===== Passage provided
I need to get in with this company ASAP! What do you guys think of this amp? Or their other all-tube amps? I can't imagine how good the MKII must be. I biased the amp for him with some new JJ 6L6s and we ran it through the Diezel 4x12 Front-Loaded cab with G12K100 speakers, and man... 

I love discovering new gear that blows my mind. It's been a long time until I played a new amp that really made my jaw drop. This amp is definitely in my top 3 of all time. H&K needs to get better marketing, as something is off for there not to be _way _more artists using these. They smoke 99.9% of amps I've ever played.

I hear the 'Duo Tone' model is channels 1 and 3 from this amp, if thats the case, I might have to get one of those soon. Regardless, I really need to try to be a dealer for these guys. Killer!


----------



## Empryrean (Dec 11, 2009)

That's exciting news, how much do those go for?


----------



## zimbloth (Dec 11, 2009)

Empryrean said:


> That's exciting news, how much do those go for?



The Triamp MK1 is old, discontinued. The new MK2 one goes for around $3400 US I think. They have more affordable models however like the DuoTone and the Switchblade. The MK1's go for pretty cheap, which is just crazy. I'd gladly pay $3000 for this amp if I was in the market for one (as much as I love these, I could not be happier w/ my VHT/Fryette stuff).

Granted, the Diezel cab w/ G12K100s can't be hurting the situation, but my friend says it sounds amazing through his Marshall cabinet as well.


----------



## Empryrean (Dec 11, 2009)

Oh My word, that would be one hell of a first tube amp to have then


----------



## Samer (Dec 11, 2009)

My other guitar player has a switchblade (along with a bunch of other high end amps) it sounds great, and has alot of built in FX.


----------



## WarriorOfMetal (Dec 11, 2009)

They're pretty cool...I've tried the DuoTone in a store before, and a friend of mine from Berklee had the TriAmp Mk1, and I remember that being pretty cool, too...but I think I only ever played through that when I was too drunk to hold the pick!


----------



## MaxOfMetal (Dec 11, 2009)

I think one of the reasons H&K aren't as popular is the price, combined with marketing, or for the most part the lack of marketing. 

Most guitarists looking for a high-gain amp with a $3400 price tag tend to go with the more revered (and far better marketed) amps such as the upper echelon Soldano, ENGL, Bogner, Diezel, Fryette, etc. 

I played through a MKII, and while I wasn't as blown away as Nick, I can honestly say it was a FANTASTIC amp. It's certainly a well kept secret for high-gain lead. I think a lot of people tend to focus more on their cheaper "Blade" series of amps. While they're pretty nice as well, they don't hold a candle to the MKII or Duo in my opinion.


----------



## Randy (Dec 11, 2009)
==========
===== Dataset records
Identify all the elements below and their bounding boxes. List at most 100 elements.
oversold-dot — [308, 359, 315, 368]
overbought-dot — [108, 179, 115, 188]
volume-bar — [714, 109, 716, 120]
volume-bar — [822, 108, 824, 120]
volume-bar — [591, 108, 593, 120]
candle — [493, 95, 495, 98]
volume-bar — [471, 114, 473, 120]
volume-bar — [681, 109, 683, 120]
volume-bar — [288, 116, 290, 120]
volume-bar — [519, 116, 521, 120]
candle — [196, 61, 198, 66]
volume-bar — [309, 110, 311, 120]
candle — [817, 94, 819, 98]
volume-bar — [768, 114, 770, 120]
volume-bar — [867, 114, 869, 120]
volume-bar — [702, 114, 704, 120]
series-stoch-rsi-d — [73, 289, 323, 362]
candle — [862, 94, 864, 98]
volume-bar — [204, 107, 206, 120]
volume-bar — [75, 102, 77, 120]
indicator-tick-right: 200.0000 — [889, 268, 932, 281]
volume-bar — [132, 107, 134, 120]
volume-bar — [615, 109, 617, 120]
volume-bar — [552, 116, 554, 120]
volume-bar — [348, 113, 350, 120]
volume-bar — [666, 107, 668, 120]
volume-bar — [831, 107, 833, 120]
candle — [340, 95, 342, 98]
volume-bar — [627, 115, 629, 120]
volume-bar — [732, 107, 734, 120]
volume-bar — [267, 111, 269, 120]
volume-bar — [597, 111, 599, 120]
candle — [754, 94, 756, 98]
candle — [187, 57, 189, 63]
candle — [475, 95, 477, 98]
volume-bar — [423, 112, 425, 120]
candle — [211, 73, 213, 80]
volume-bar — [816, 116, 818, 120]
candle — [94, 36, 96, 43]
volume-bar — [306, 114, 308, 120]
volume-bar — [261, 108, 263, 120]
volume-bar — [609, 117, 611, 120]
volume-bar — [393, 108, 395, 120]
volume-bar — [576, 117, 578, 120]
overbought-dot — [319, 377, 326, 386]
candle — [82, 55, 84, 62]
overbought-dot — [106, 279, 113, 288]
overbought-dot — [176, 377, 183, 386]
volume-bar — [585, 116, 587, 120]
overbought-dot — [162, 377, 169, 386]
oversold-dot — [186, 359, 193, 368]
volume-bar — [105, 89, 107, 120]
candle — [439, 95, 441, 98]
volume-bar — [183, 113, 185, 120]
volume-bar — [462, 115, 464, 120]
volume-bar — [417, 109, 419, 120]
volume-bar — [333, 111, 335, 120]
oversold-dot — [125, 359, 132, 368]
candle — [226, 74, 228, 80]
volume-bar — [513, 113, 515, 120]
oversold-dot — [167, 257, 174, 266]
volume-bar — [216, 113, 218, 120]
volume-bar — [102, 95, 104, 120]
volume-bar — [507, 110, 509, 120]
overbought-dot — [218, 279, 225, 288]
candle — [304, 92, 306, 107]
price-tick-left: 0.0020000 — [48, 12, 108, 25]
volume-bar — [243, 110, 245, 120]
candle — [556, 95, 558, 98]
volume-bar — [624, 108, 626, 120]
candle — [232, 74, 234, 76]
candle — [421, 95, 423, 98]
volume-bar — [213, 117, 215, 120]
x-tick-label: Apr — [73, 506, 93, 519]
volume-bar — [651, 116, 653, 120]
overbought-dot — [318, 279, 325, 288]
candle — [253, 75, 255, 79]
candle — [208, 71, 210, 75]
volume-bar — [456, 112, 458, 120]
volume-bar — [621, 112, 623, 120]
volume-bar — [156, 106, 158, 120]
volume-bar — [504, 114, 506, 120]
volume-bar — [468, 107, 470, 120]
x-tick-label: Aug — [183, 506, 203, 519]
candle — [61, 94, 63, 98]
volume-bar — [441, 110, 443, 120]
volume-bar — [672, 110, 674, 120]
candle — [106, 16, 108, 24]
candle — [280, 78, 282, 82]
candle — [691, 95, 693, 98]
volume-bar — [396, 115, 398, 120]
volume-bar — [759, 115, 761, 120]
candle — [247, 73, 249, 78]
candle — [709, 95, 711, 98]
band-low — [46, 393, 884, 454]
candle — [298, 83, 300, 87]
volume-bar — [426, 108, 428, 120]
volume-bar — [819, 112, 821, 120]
==========
- [Task instructions]
(1) Echo the passage of the guitar amplifier thread from "I need to get" to "these guys. Killer!".
(2) Duplicate the lines of the records from the first line of the records through the line with "volume-bar — [681, 109, 683, 120]", both included.
The forum thread and the records were drawn from unrelated sources.

- [Completed exercise]
(1)
I need to get in with this company ASAP! What do you guys think of this amp? Or their other all-tube amps? I can't imagine how good the MKII must be. I biased the amp for him with some new JJ 6L6s and we ran it through the Diezel 4x12 Front-Loaded cab with G12K100 speakers, and man... 

I love discovering new gear that blows my mind. It's been a long time until I played a new amp that really made my jaw drop. This amp is definitely in my top 3 of all time. H&K needs to get better marketing, as something is off for there not to be _way _more artists using these. They smoke 99.9% of amps I've ever played.

I hear the 'Duo Tone' model is channels 1 and 3 from this amp, if thats the case, I might have to get one of those soon. Regardless, I really need to try to be a dealer for these guys. Killer!

(2)
Identify all the elements below and their bounding boxes. List at most 100 elements.
oversold-dot — [308, 359, 315, 368]
overbought-dot — [108, 179, 115, 188]
volume-bar — [714, 109, 716, 120]
volume-bar — [822, 108, 824, 120]
volume-bar — [591, 108, 593, 120]
candle — [493, 95, 495, 98]
volume-bar — [471, 114, 473, 120]
volume-bar — [681, 109, 683, 120]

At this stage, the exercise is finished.